EXERCISE OBJECTIVE >> Please give the count of lines holding the string "JSON" and nothing besides.

Extracts from a graphics dataset >>
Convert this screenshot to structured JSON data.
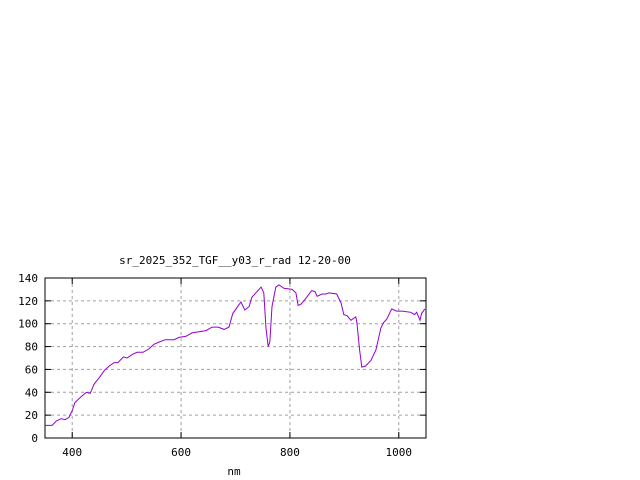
{
  "chart_data": {
    "type": "line",
    "title": "sr_2025_352_TGF__y03_r_rad 12-20-00",
    "xlabel": "nm",
    "ylabel": "",
    "xlim": [
      350,
      1050
    ],
    "ylim": [
      0,
      140
    ],
    "xticks": [
      400,
      600,
      800,
      1000
    ],
    "yticks": [
      0,
      20,
      40,
      60,
      80,
      100,
      120,
      140
    ],
    "grid": true,
    "legend": "none",
    "line_color": "#9400d3",
    "series": [
      {
        "x": [
          350,
          363,
          371,
          380,
          387,
          394,
          400,
          405,
          416,
          426,
          433,
          440,
          450,
          459,
          468,
          477,
          484,
          494,
          501,
          510,
          519,
          530,
          541,
          550,
          560,
          571,
          587,
          596,
          609,
          620,
          633,
          646,
          657,
          668,
          679,
          688,
          695,
          710,
          717,
          725,
          730,
          747,
          752,
          756,
          760,
          763,
          767,
          774,
          780,
          789,
          804,
          811,
          815,
          820,
          829,
          840,
          846,
          850,
          859,
          866,
          872,
          886,
          894,
          899,
          905,
          912,
          921,
          923,
          928,
          932,
          939,
          949,
          958,
          967,
          972,
          978,
          987,
          996,
          1006,
          1022,
          1029,
          1033,
          1039,
          1042,
          1048
        ],
        "y": [
          11,
          11,
          15,
          17,
          16,
          18,
          24,
          31,
          36,
          40,
          39,
          47,
          53,
          59,
          63,
          66,
          66,
          71,
          70,
          73,
          75,
          75,
          78,
          82,
          84,
          86,
          86,
          88,
          89,
          92,
          93,
          94,
          97,
          97,
          95,
          97,
          109,
          119,
          112,
          115,
          123,
          132,
          127,
          96,
          80,
          84,
          115,
          132,
          134,
          131,
          130,
          127,
          116,
          117,
          122,
          129,
          128,
          124,
          126,
          126,
          127,
          126,
          118,
          108,
          107,
          103,
          106,
          101,
          77,
          62,
          63,
          68,
          77,
          96,
          101,
          104,
          113,
          111,
          111,
          110,
          108,
          110,
          103,
          109,
          113
        ]
      }
    ]
  }
}
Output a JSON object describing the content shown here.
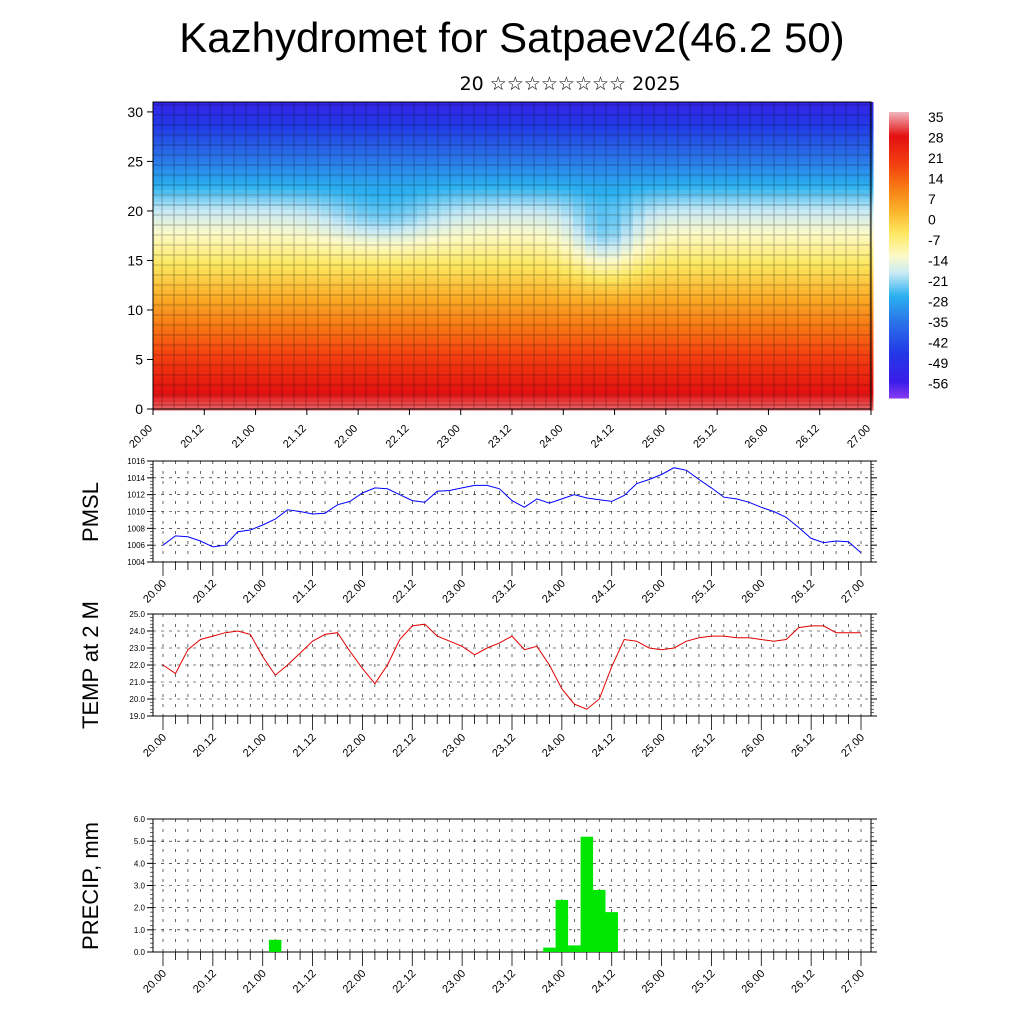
{
  "header": {
    "title": "Kazhydromet for Satpaev2(46.2 50)",
    "subtitle": "20 ☆☆☆☆☆☆☆☆ 2025"
  },
  "time_ticks": [
    "20.00",
    "20.12",
    "21.00",
    "21.12",
    "22.00",
    "22.12",
    "23.00",
    "23.12",
    "24.00",
    "24.12",
    "25.00",
    "25.12",
    "26.00",
    "26.12",
    "27.00"
  ],
  "chart_data": [
    {
      "type": "heatmap",
      "description_free": true,
      "x_ticks": [
        "20.00",
        "20.12",
        "21.00",
        "21.12",
        "22.00",
        "22.12",
        "23.00",
        "23.12",
        "24.00",
        "24.12",
        "25.00",
        "25.12",
        "26.00",
        "26.12",
        "27.00"
      ],
      "y_ticks": [
        0,
        5,
        10,
        15,
        20,
        25,
        30
      ],
      "ylim": [
        0,
        31
      ],
      "colorbar": {
        "labels": [
          "35",
          "28",
          "21",
          "14",
          "7",
          "0",
          "-7",
          "-14",
          "-21",
          "-28",
          "-35",
          "-42",
          "-49",
          "-56"
        ],
        "stops": [
          {
            "v": 38,
            "c": "#f0b0b8"
          },
          {
            "v": 30,
            "c": "#e21010"
          },
          {
            "v": 20,
            "c": "#f44010"
          },
          {
            "v": 12,
            "c": "#f87a14"
          },
          {
            "v": 4,
            "c": "#fbb22a"
          },
          {
            "v": -4,
            "c": "#fde860"
          },
          {
            "v": -12,
            "c": "#fdfac8"
          },
          {
            "v": -18,
            "c": "#c8eaf5"
          },
          {
            "v": -26,
            "c": "#2ab0f0"
          },
          {
            "v": -36,
            "c": "#2a6ee8"
          },
          {
            "v": -46,
            "c": "#2238e6"
          },
          {
            "v": -56,
            "c": "#3c1cea"
          },
          {
            "v": -62,
            "c": "#8a3cf0"
          }
        ]
      }
    },
    {
      "type": "line",
      "ylabel": "PMSL",
      "ylim": [
        1004,
        1016
      ],
      "y_ticks": [
        "1004",
        "1006",
        "1008",
        "1010",
        "1012",
        "1014",
        "1016"
      ],
      "color": "#0000ff",
      "x": [
        0,
        3,
        6,
        9,
        12,
        15,
        18,
        21,
        24,
        27,
        30,
        33,
        36,
        39,
        42,
        45,
        48,
        51,
        54,
        57,
        60,
        63,
        66,
        69,
        72,
        75,
        78,
        81,
        84,
        87,
        90,
        93,
        96,
        99,
        102,
        105,
        108,
        111,
        114,
        117,
        120,
        123,
        126,
        129,
        132,
        135,
        138,
        141,
        144,
        147,
        150,
        153,
        156,
        159,
        162,
        165,
        168
      ],
      "values": [
        1006.0,
        1007.1,
        1007.0,
        1006.5,
        1005.8,
        1006.0,
        1007.6,
        1007.8,
        1008.4,
        1009.1,
        1010.2,
        1010.0,
        1009.7,
        1009.8,
        1010.8,
        1011.2,
        1012.2,
        1012.8,
        1012.7,
        1012.0,
        1011.3,
        1011.1,
        1012.4,
        1012.5,
        1012.8,
        1013.1,
        1013.1,
        1012.7,
        1011.3,
        1010.5,
        1011.5,
        1011.0,
        1011.5,
        1012.0,
        1011.6,
        1011.4,
        1011.2,
        1011.9,
        1013.3,
        1013.8,
        1014.4,
        1015.2,
        1014.9,
        1013.8,
        1012.8,
        1011.7,
        1011.5,
        1011.1,
        1010.5,
        1010.0,
        1009.3,
        1008.1,
        1006.8,
        1006.3,
        1006.5,
        1006.4,
        1005.1
      ]
    },
    {
      "type": "line",
      "ylabel": "TEMP at 2 M",
      "ylim": [
        19.0,
        25.0
      ],
      "y_ticks": [
        "19.0",
        "20.0",
        "21.0",
        "22.0",
        "23.0",
        "24.0",
        "25.0"
      ],
      "color": "#e00000",
      "x": [
        0,
        3,
        6,
        9,
        12,
        15,
        18,
        21,
        24,
        27,
        30,
        33,
        36,
        39,
        42,
        45,
        48,
        51,
        54,
        57,
        60,
        63,
        66,
        69,
        72,
        75,
        78,
        81,
        84,
        87,
        90,
        93,
        96,
        99,
        102,
        105,
        108,
        111,
        114,
        117,
        120,
        123,
        126,
        129,
        132,
        135,
        138,
        141,
        144,
        147,
        150,
        153,
        156,
        159,
        162,
        165,
        168
      ],
      "values": [
        22.0,
        21.5,
        22.9,
        23.5,
        23.7,
        23.9,
        24.0,
        23.8,
        22.5,
        21.4,
        22.0,
        22.7,
        23.4,
        23.8,
        23.9,
        22.8,
        21.8,
        20.9,
        22.0,
        23.5,
        24.3,
        24.4,
        23.7,
        23.4,
        23.1,
        22.6,
        23.0,
        23.3,
        23.7,
        22.9,
        23.1,
        22.0,
        20.6,
        19.7,
        19.4,
        20.0,
        21.9,
        23.5,
        23.4,
        23.0,
        22.9,
        23.0,
        23.4,
        23.6,
        23.7,
        23.7,
        23.6,
        23.6,
        23.5,
        23.4,
        23.5,
        24.2,
        24.3,
        24.3,
        23.9,
        23.9,
        23.9
      ]
    },
    {
      "type": "bar",
      "ylabel": "PRECIP, mm",
      "ylim": [
        0.0,
        6.0
      ],
      "y_ticks": [
        "0.0",
        "1.0",
        "2.0",
        "3.0",
        "4.0",
        "5.0",
        "6.0"
      ],
      "color": "#00e600",
      "bars": [
        {
          "x": 27,
          "value": 0.55
        },
        {
          "x": 93,
          "value": 0.2
        },
        {
          "x": 96,
          "value": 2.35
        },
        {
          "x": 99,
          "value": 0.3
        },
        {
          "x": 102,
          "value": 5.2
        },
        {
          "x": 105,
          "value": 2.8
        },
        {
          "x": 108,
          "value": 1.8
        }
      ]
    }
  ]
}
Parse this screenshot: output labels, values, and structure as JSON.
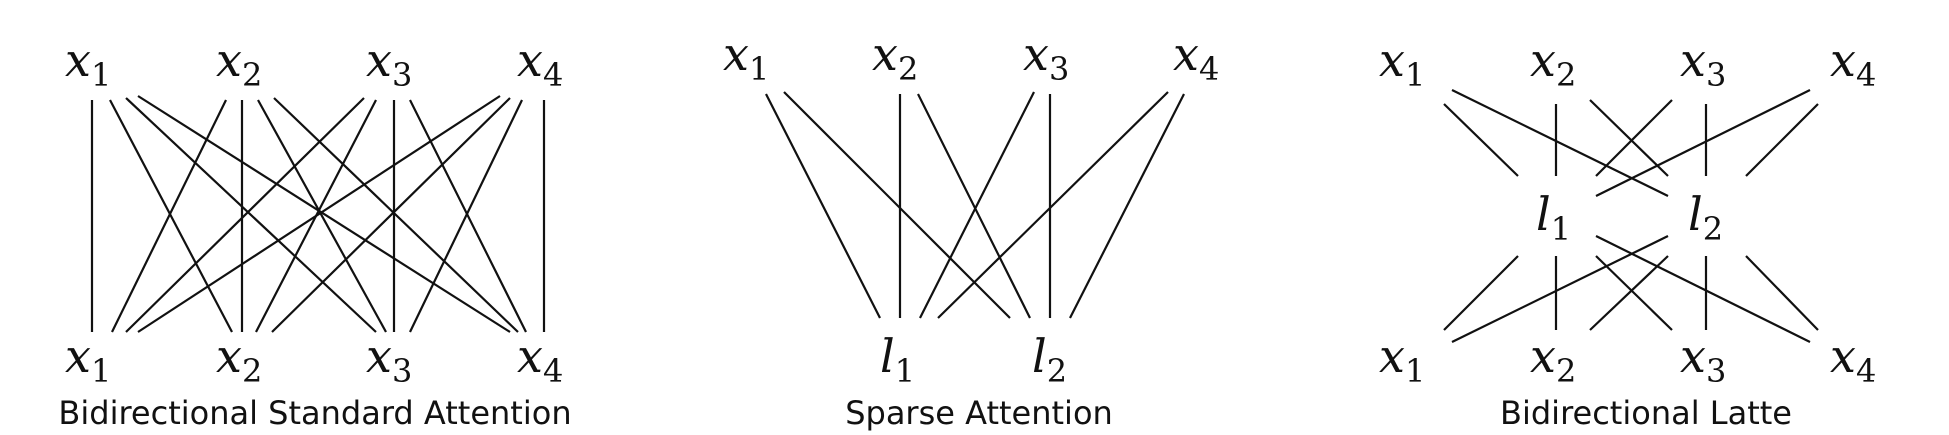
{
  "panels": [
    {
      "caption": "Bidirectional Standard Attention",
      "top": [
        {
          "base": "x",
          "sub": "1"
        },
        {
          "base": "x",
          "sub": "2"
        },
        {
          "base": "x",
          "sub": "3"
        },
        {
          "base": "x",
          "sub": "4"
        }
      ],
      "bottom": [
        {
          "base": "x",
          "sub": "1"
        },
        {
          "base": "x",
          "sub": "2"
        },
        {
          "base": "x",
          "sub": "3"
        },
        {
          "base": "x",
          "sub": "4"
        }
      ]
    },
    {
      "caption": "Sparse Attention",
      "top": [
        {
          "base": "x",
          "sub": "1"
        },
        {
          "base": "x",
          "sub": "2"
        },
        {
          "base": "x",
          "sub": "3"
        },
        {
          "base": "x",
          "sub": "4"
        }
      ],
      "bottom": [
        {
          "base": "l",
          "sub": "1"
        },
        {
          "base": "l",
          "sub": "2"
        }
      ]
    },
    {
      "caption": "Bidirectional Latte",
      "top": [
        {
          "base": "x",
          "sub": "1"
        },
        {
          "base": "x",
          "sub": "2"
        },
        {
          "base": "x",
          "sub": "3"
        },
        {
          "base": "x",
          "sub": "4"
        }
      ],
      "middle": [
        {
          "base": "l",
          "sub": "1"
        },
        {
          "base": "l",
          "sub": "2"
        }
      ],
      "bottom": [
        {
          "base": "x",
          "sub": "1"
        },
        {
          "base": "x",
          "sub": "2"
        },
        {
          "base": "x",
          "sub": "3"
        },
        {
          "base": "x",
          "sub": "4"
        }
      ]
    }
  ]
}
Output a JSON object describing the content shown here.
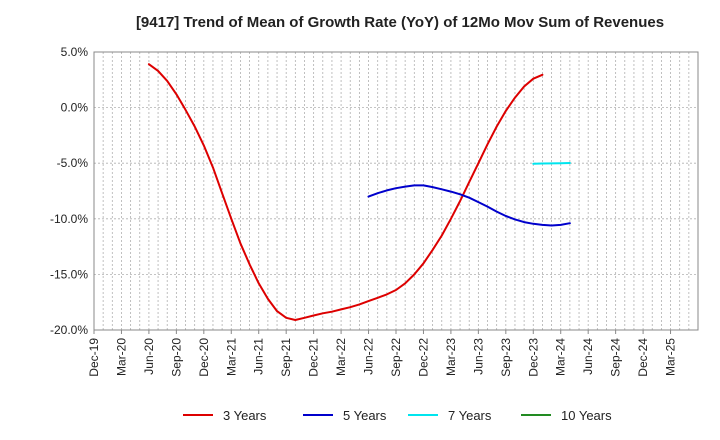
{
  "chart_data": {
    "type": "line",
    "title": "[9417]  Trend of Mean of Growth Rate (YoY) of 12Mo Mov Sum of Revenues",
    "xlabel": "",
    "ylabel": "",
    "ylim": [
      -20,
      5
    ],
    "yticks": [
      5,
      0,
      -5,
      -10,
      -15,
      -20
    ],
    "ytick_labels": [
      "5.0%",
      "0.0%",
      "-5.0%",
      "-10.0%",
      "-15.0%",
      "-20.0%"
    ],
    "x_range_months": [
      0,
      66
    ],
    "xtick_labels": [
      "Dec-19",
      "Mar-20",
      "Jun-20",
      "Sep-20",
      "Dec-20",
      "Mar-21",
      "Jun-21",
      "Sep-21",
      "Dec-21",
      "Mar-22",
      "Jun-22",
      "Sep-22",
      "Dec-22",
      "Mar-23",
      "Jun-23",
      "Sep-23",
      "Dec-23",
      "Mar-24",
      "Jun-24",
      "Sep-24",
      "Dec-24",
      "Mar-25"
    ],
    "grid": true,
    "legend_position": "bottom",
    "series": [
      {
        "name": "3 Years",
        "color": "#dd0000",
        "points": [
          [
            6,
            3.9
          ],
          [
            7,
            3.3
          ],
          [
            8,
            2.4
          ],
          [
            9,
            1.2
          ],
          [
            10,
            -0.2
          ],
          [
            11,
            -1.7
          ],
          [
            12,
            -3.4
          ],
          [
            13,
            -5.4
          ],
          [
            14,
            -7.7
          ],
          [
            15,
            -10.0
          ],
          [
            16,
            -12.2
          ],
          [
            17,
            -14.1
          ],
          [
            18,
            -15.8
          ],
          [
            19,
            -17.2
          ],
          [
            20,
            -18.3
          ],
          [
            21,
            -18.9
          ],
          [
            22,
            -19.1
          ],
          [
            23,
            -18.9
          ],
          [
            24,
            -18.7
          ],
          [
            25,
            -18.5
          ],
          [
            26,
            -18.35
          ],
          [
            27,
            -18.15
          ],
          [
            28,
            -17.95
          ],
          [
            29,
            -17.7
          ],
          [
            30,
            -17.4
          ],
          [
            31,
            -17.1
          ],
          [
            32,
            -16.8
          ],
          [
            33,
            -16.4
          ],
          [
            34,
            -15.8
          ],
          [
            35,
            -15.0
          ],
          [
            36,
            -14.0
          ],
          [
            37,
            -12.8
          ],
          [
            38,
            -11.5
          ],
          [
            39,
            -10.0
          ],
          [
            40,
            -8.4
          ],
          [
            41,
            -6.7
          ],
          [
            42,
            -5.0
          ],
          [
            43,
            -3.3
          ],
          [
            44,
            -1.7
          ],
          [
            45,
            -0.3
          ],
          [
            46,
            0.9
          ],
          [
            47,
            1.9
          ],
          [
            48,
            2.6
          ],
          [
            49,
            2.95
          ]
        ]
      },
      {
        "name": "5 Years",
        "color": "#0000cc",
        "points": [
          [
            30,
            -8.0
          ],
          [
            31,
            -7.7
          ],
          [
            32,
            -7.45
          ],
          [
            33,
            -7.25
          ],
          [
            34,
            -7.1
          ],
          [
            35,
            -7.0
          ],
          [
            36,
            -7.0
          ],
          [
            37,
            -7.15
          ],
          [
            38,
            -7.35
          ],
          [
            39,
            -7.55
          ],
          [
            40,
            -7.8
          ],
          [
            41,
            -8.1
          ],
          [
            42,
            -8.5
          ],
          [
            43,
            -8.9
          ],
          [
            44,
            -9.35
          ],
          [
            45,
            -9.75
          ],
          [
            46,
            -10.05
          ],
          [
            47,
            -10.3
          ],
          [
            48,
            -10.45
          ],
          [
            49,
            -10.55
          ],
          [
            50,
            -10.6
          ],
          [
            51,
            -10.55
          ],
          [
            52,
            -10.4
          ]
        ]
      },
      {
        "name": "7 Years",
        "color": "#00e5ee",
        "points": [
          [
            48,
            -5.05
          ],
          [
            49,
            -5.03
          ],
          [
            50,
            -5.02
          ],
          [
            51,
            -5.0
          ],
          [
            52,
            -4.98
          ]
        ]
      },
      {
        "name": "10 Years",
        "color": "#228b22",
        "points": []
      }
    ]
  }
}
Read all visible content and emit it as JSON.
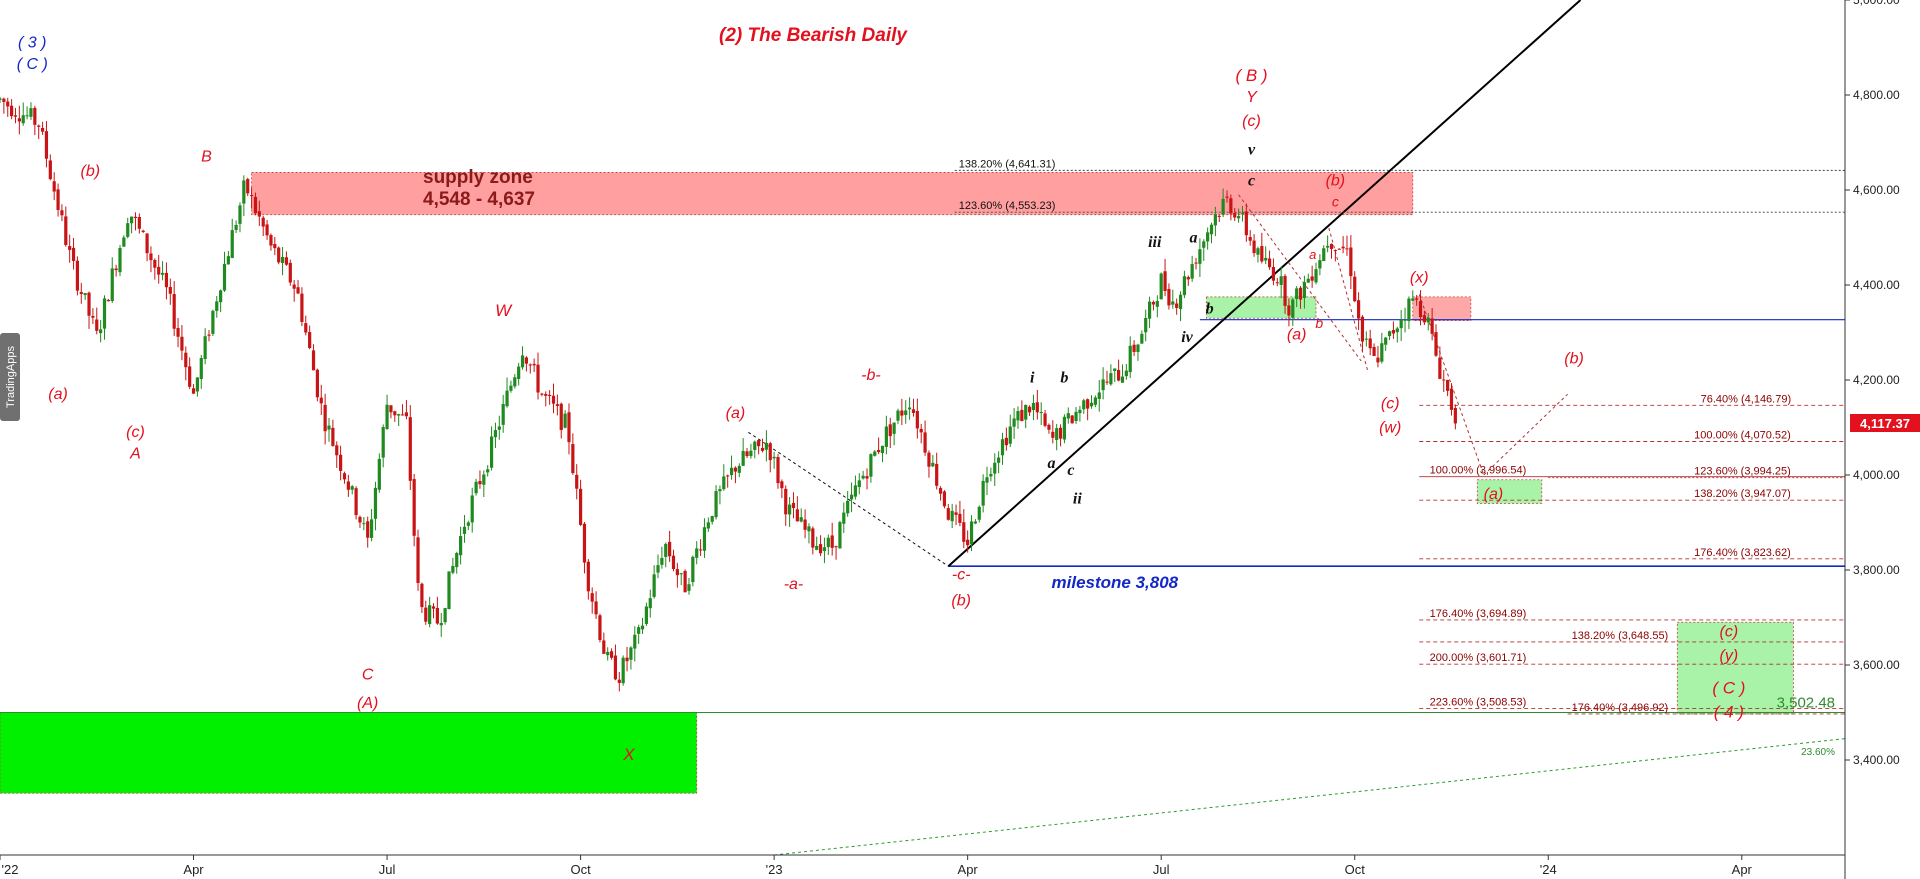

ANSWER TO THIS EXERCISE >> 5